**ABOUT THIS EXERCISE:**
Return each line of the records holding the string "skills".

**GIVEN DATA:**
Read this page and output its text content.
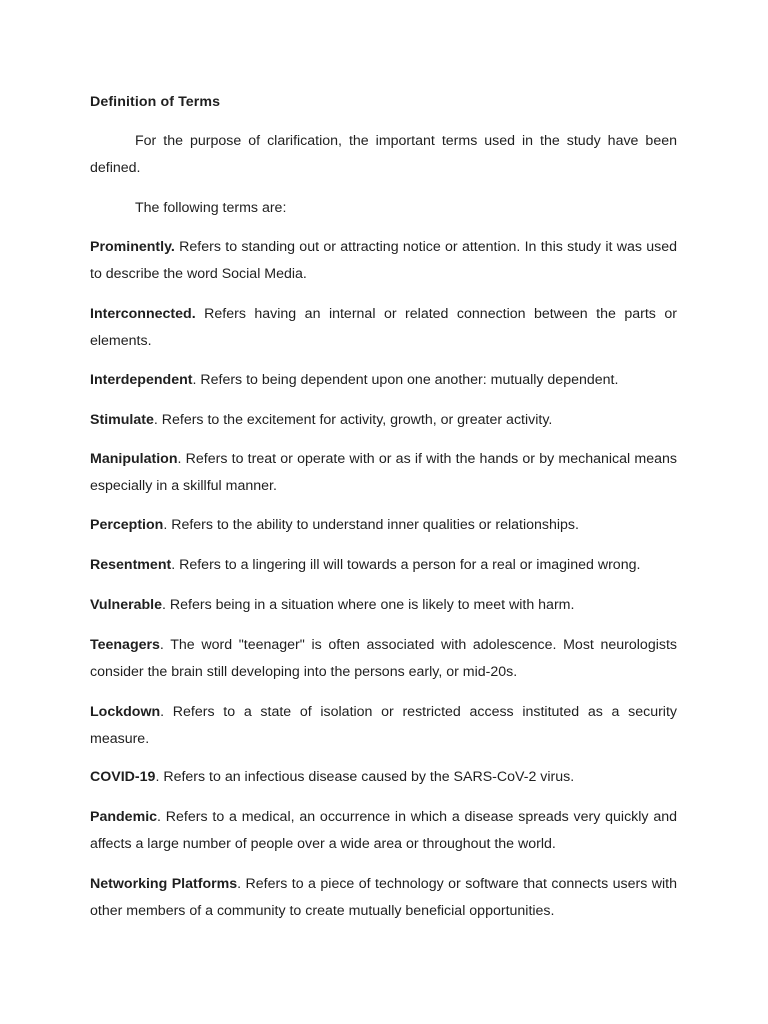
Definition of Terms
For the purpose of clarification, the important terms used in the study have been defined.
The following terms are:
Prominently. Refers to standing out or attracting notice or attention. In this study it was used to describe the word Social Media.
Interconnected. Refers having an internal or related connection between the parts or elements.
Interdependent. Refers to being dependent upon one another: mutually dependent.
Stimulate. Refers to the excitement for activity, growth, or greater activity.
Manipulation. Refers to treat or operate with or as if with the hands or by mechanical means especially in a skillful manner.
Perception. Refers to the ability to understand inner qualities or relationships.
Resentment. Refers to a lingering ill will towards a person for a real or imagined wrong.
Vulnerable. Refers being in a situation where one is likely to meet with harm.
Teenagers. The word "teenager" is often associated with adolescence. Most neurologists consider the brain still developing into the persons early, or mid-20s.
Lockdown. Refers to a state of isolation or restricted access instituted as a security measure.
COVID-19. Refers to an infectious disease caused by the SARS-CoV-2 virus.
Pandemic. Refers to a medical, an occurrence in which a disease spreads very quickly and affects a large number of people over a wide area or throughout the world.
Networking Platforms. Refers to a piece of technology or software that connects users with other members of a community to create mutually beneficial opportunities.
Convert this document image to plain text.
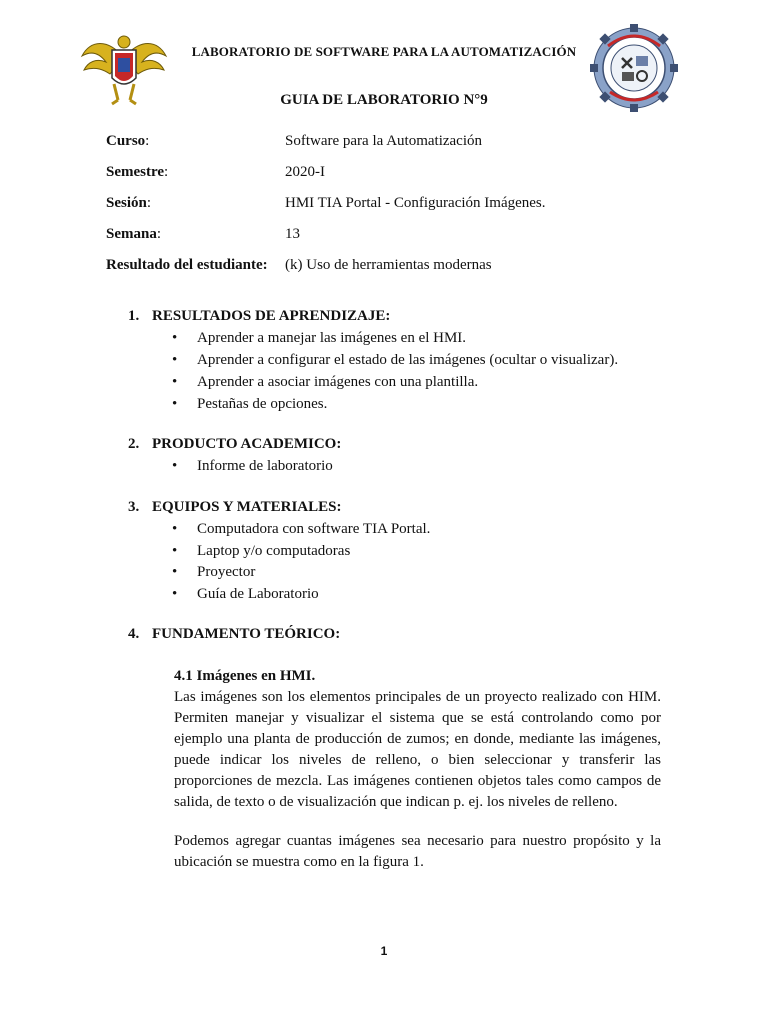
LABORATORIO DE SOFTWARE PARA LA AUTOMATIZACIÓN
GUIA DE LABORATORIO N°9
Curso:	Software para la Automatización
Semestre:	2020-I
Sesión:	HMI TIA Portal - Configuración Imágenes.
Semana:	13
Resultado del estudiante: (k) Uso de herramientas modernas
1. RESULTADOS DE APRENDIZAJE:
• Aprender a manejar las imágenes en el HMI.
• Aprender a configurar el estado de las imágenes (ocultar o visualizar).
• Aprender a asociar imágenes con una plantilla.
• Pestañas de opciones.
2. PRODUCTO ACADEMICO:
• Informe de laboratorio
3. EQUIPOS Y MATERIALES:
• Computadora con software TIA Portal.
• Laptop y/o computadoras
• Proyector
• Guía de Laboratorio
4. FUNDAMENTO TEÓRICO:
4.1 Imágenes en HMI.
Las imágenes son los elementos principales de un proyecto realizado con HIM.
Permiten manejar y visualizar el sistema que se está controlando como por
ejemplo una planta de producción de zumos; en donde, mediante las imágenes,
puede indicar los niveles de relleno, o bien seleccionar y transferir las
proporciones de mezcla. Las imágenes contienen objetos tales como campos de
salida, de texto o de visualización que indican p. ej. los niveles de relleno.
Podemos agregar cuantas imágenes sea necesario para nuestro propósito y la
ubicación se muestra como en la figura 1.
1
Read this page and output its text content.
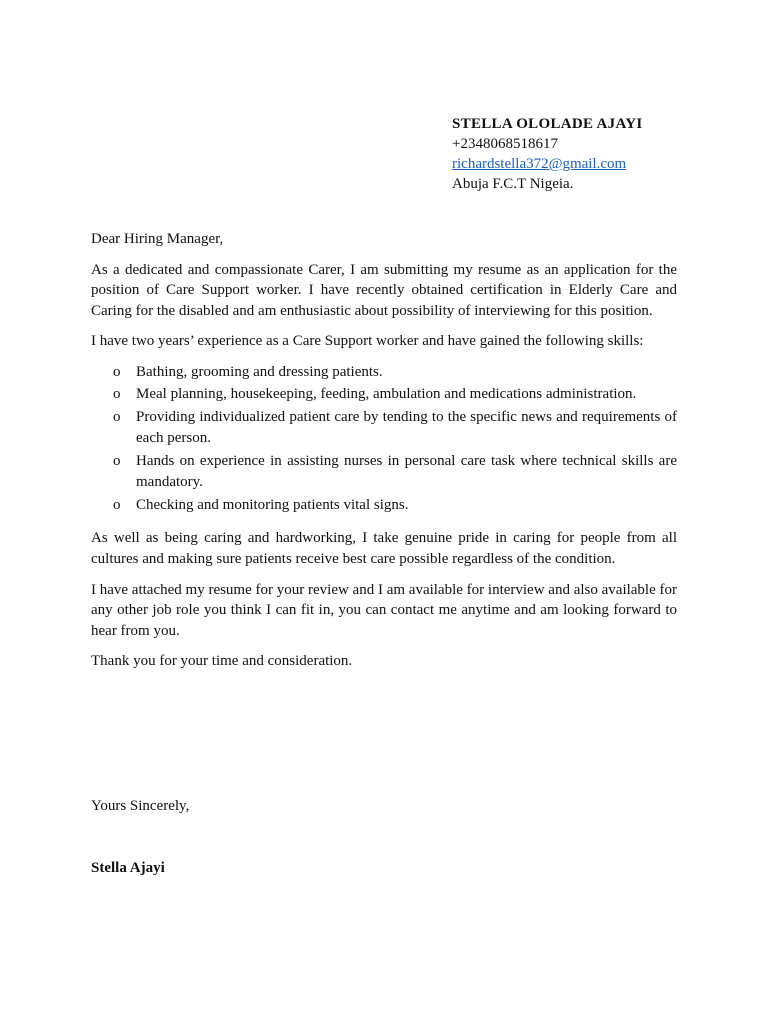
STELLA OLOLADE AJAYI
+2348068518617
richardstella372@gmail.com
Abuja F.C.T Nigeia.

Dear Hiring Manager,

As a dedicated and compassionate Carer, I am submitting my resume as an application for the position of Care Support worker. I have recently obtained certification in Elderly Care and Caring for the disabled and am enthusiastic about possibility of interviewing for this position.

I have two years’ experience as a Care Support worker and have gained the following skills:

o Bathing, grooming and dressing patients.
o Meal planning, housekeeping, feeding, ambulation and medications administration.
o Providing individualized patient care by tending to the specific news and requirements of each person.
o Hands on experience in assisting nurses in personal care task where technical skills are mandatory.
o Checking and monitoring patients vital signs.

As well as being caring and hardworking, I take genuine pride in caring for people from all cultures and making sure patients receive best care possible regardless of the condition.

I have attached my resume for your review and I am available for interview and also available for any other job role you think I can fit in, you can contact me anytime and am looking forward to hear from you.

Thank you for your time and consideration.

Yours Sincerely,
Stella Ajayi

**RESPONSE TO THE EXERCISE:**
I have two years’ experience as a Care Support worker and have gained the following skills:
o Hands on experience in assisting nurses in personal care task where technical skills are mandatory.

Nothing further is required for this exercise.